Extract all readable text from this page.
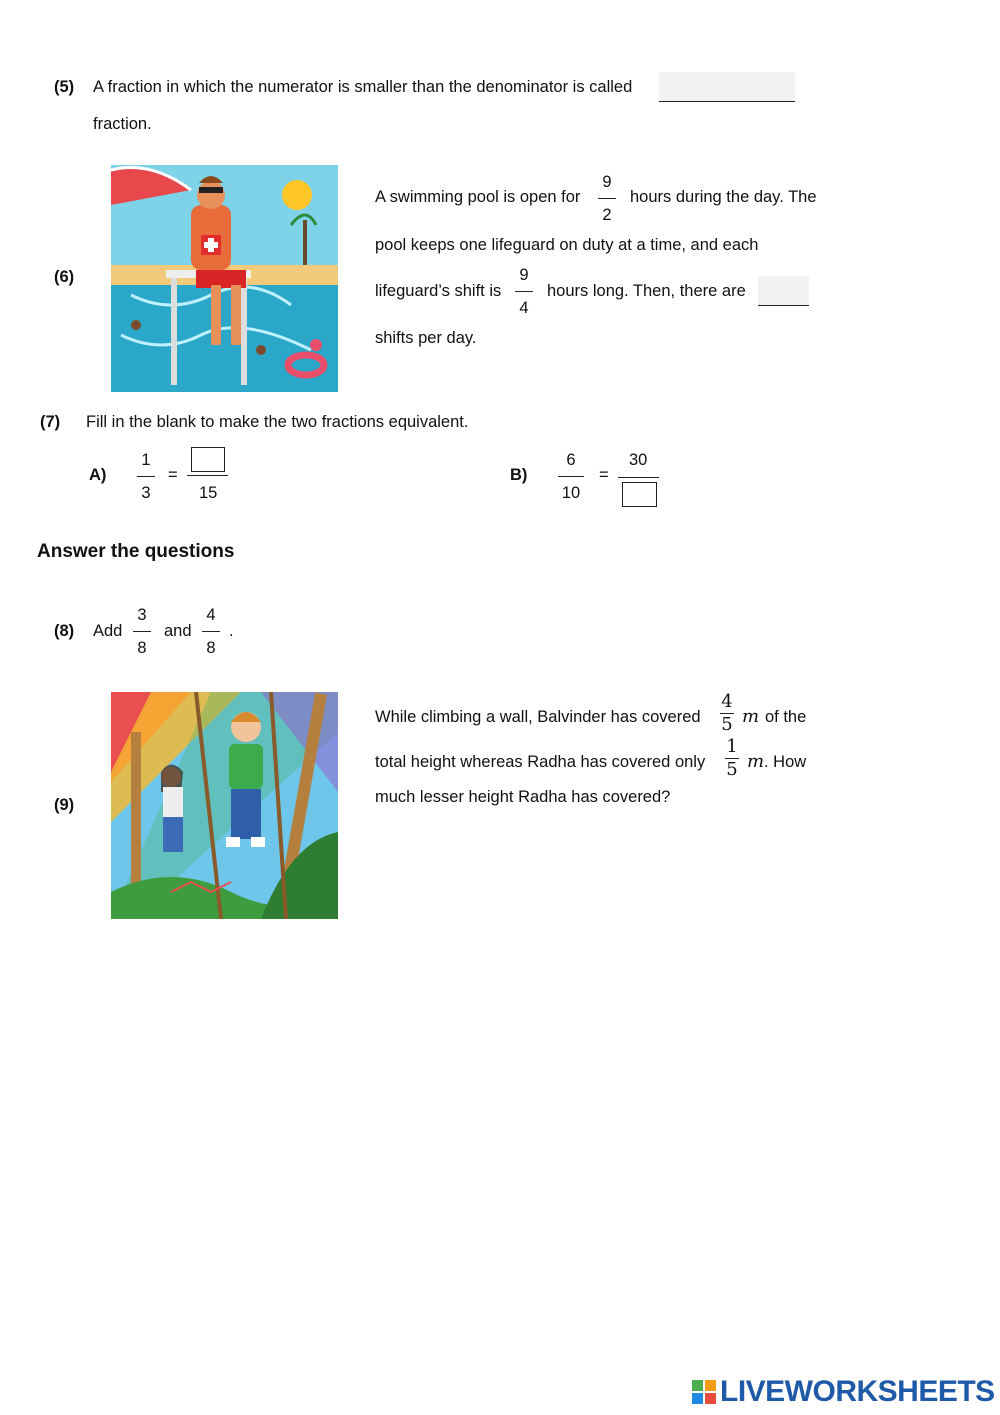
(5) A fraction in which the numerator is smaller than the denominator is called
fraction.
(6)
A swimming pool is open for
9
2
hours during the day. The
pool keeps one lifeguard on duty at a time, and each
lifeguard’s shift is
9
4
hours long. Then, there are
shifts per day.
(7) Fill in the blank to make the two fractions equivalent.
A)
1
3
=
15
B)
6
10
=
30
Answer the questions
(8) Add
3
8
and
4
8
.
(9)
While climbing a wall, Balvinder has covered
4
5 m of the
total height whereas Radha has covered only
1
5 m . How
much lesser height Radha has covered?
LIVEWORKSHEETS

> BRIEF: Without including any pictures, reproduce the listing exactly.

> EXERCISE RESULT:
Extract all readable text from this page.
(5) A fraction in which the numerator is smaller than the denominator is called
fraction.
(6)
A swimming pool is open for
9
2
hours during the day. The
pool keeps one lifeguard on duty at a time, and each
lifeguard’s shift is
9
4
hours long. Then, there are
shifts per day.
(7) Fill in the blank to make the two fractions equivalent.
A)
1
3
=
15
B)
6
10
=
30
Answer the questions
(8) Add
3
8
and
4
8
.
(9)
While climbing a wall, Balvinder has covered
4
5 m of the
total height whereas Radha has covered only
1
5 m . How
much lesser height Radha has covered?
LIVEWORKSHEETS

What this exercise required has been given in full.